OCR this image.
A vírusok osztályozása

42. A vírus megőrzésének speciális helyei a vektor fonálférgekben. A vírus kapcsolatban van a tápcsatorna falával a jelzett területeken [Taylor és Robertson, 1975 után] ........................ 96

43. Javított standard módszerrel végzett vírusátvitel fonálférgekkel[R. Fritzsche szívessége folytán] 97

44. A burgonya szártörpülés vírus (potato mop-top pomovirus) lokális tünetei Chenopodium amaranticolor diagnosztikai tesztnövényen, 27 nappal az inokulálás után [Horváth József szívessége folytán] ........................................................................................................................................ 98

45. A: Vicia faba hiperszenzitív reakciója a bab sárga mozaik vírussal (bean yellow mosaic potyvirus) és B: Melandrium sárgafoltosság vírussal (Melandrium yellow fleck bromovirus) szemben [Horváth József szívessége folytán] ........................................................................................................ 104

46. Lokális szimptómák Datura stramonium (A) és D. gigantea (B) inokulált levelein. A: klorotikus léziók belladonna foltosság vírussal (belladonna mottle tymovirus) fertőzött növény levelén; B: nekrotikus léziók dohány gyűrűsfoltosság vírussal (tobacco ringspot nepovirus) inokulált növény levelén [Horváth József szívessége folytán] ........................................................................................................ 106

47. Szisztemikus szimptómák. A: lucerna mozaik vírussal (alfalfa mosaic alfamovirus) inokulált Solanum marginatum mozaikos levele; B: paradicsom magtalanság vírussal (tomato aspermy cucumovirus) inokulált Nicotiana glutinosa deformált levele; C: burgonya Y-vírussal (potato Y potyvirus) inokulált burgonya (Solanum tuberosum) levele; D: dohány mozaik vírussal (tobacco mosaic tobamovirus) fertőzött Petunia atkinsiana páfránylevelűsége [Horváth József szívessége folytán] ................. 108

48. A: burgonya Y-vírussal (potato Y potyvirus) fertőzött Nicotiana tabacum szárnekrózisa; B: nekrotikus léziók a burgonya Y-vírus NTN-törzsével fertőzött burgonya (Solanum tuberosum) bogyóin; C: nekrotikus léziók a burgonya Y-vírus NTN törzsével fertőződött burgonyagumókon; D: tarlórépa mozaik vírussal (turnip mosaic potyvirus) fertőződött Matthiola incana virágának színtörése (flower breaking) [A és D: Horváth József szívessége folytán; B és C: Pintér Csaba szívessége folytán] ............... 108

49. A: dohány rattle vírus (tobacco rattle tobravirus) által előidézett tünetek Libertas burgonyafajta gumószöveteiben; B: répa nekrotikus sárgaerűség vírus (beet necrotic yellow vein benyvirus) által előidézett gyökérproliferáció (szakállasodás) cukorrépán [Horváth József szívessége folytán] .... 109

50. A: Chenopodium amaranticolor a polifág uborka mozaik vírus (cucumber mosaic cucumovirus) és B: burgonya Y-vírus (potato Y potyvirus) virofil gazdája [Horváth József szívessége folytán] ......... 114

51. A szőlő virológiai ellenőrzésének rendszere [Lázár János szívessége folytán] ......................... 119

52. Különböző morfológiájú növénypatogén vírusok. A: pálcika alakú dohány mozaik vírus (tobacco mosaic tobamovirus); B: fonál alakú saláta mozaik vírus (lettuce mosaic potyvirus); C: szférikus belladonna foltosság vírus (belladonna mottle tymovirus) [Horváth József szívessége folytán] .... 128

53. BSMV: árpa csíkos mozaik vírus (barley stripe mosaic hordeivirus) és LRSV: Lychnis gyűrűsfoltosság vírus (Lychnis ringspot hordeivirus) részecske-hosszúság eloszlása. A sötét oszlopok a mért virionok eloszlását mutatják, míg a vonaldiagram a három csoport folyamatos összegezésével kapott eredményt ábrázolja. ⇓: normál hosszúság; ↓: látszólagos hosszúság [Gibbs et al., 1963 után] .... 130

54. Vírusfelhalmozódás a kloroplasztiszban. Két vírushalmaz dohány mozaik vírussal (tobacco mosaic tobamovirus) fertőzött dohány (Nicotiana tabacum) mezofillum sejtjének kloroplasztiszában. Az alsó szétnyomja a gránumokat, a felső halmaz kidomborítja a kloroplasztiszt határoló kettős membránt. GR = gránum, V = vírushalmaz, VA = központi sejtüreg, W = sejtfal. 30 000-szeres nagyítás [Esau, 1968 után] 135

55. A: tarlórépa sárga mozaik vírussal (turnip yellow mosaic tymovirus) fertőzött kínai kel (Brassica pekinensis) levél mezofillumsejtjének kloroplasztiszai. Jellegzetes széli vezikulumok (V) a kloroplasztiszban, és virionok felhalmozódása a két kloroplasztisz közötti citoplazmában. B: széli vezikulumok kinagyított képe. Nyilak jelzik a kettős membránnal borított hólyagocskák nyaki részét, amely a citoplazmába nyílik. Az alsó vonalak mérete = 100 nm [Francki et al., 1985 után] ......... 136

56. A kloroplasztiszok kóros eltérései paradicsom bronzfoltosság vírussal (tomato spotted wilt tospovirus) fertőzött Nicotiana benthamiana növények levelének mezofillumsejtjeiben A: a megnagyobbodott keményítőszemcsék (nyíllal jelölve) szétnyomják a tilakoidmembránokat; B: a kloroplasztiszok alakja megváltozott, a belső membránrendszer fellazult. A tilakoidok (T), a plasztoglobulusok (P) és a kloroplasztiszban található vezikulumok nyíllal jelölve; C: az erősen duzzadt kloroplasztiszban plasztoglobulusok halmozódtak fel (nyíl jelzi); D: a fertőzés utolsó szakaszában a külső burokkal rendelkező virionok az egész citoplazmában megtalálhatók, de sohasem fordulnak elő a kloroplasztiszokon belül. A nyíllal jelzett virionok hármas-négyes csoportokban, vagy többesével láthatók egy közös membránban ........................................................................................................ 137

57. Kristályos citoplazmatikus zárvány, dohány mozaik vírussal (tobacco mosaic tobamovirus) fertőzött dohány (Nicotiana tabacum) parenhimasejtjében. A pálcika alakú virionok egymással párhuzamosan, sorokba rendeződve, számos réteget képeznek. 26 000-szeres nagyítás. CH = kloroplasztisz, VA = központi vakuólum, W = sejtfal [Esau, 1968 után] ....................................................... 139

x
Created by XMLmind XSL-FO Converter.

» **Directions**
Consider the material above. Report how many of its lines contain the word "sejtfal", and nothing more.

» **Worked solution**
2